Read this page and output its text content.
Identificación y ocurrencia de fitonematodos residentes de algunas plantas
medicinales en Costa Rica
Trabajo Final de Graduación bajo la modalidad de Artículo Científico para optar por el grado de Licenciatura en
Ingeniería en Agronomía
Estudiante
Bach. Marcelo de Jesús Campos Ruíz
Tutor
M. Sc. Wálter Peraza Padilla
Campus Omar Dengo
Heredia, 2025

· · · · · · ·

All of the data above should be transcribed exactly.

Read this page and output its text content.
Identificación y ocurrencia de fitonematodos residentes de algunas plantas
medicinales en Costa Rica
Trabajo Final de Graduación bajo la modalidad de Artículo Científico para optar por el grado de Licenciatura en
Ingeniería en Agronomía
Estudiante
Bach. Marcelo de Jesús Campos Ruíz
Tutor
M. Sc. Wálter Peraza Padilla
Campus Omar Dengo
Heredia, 2025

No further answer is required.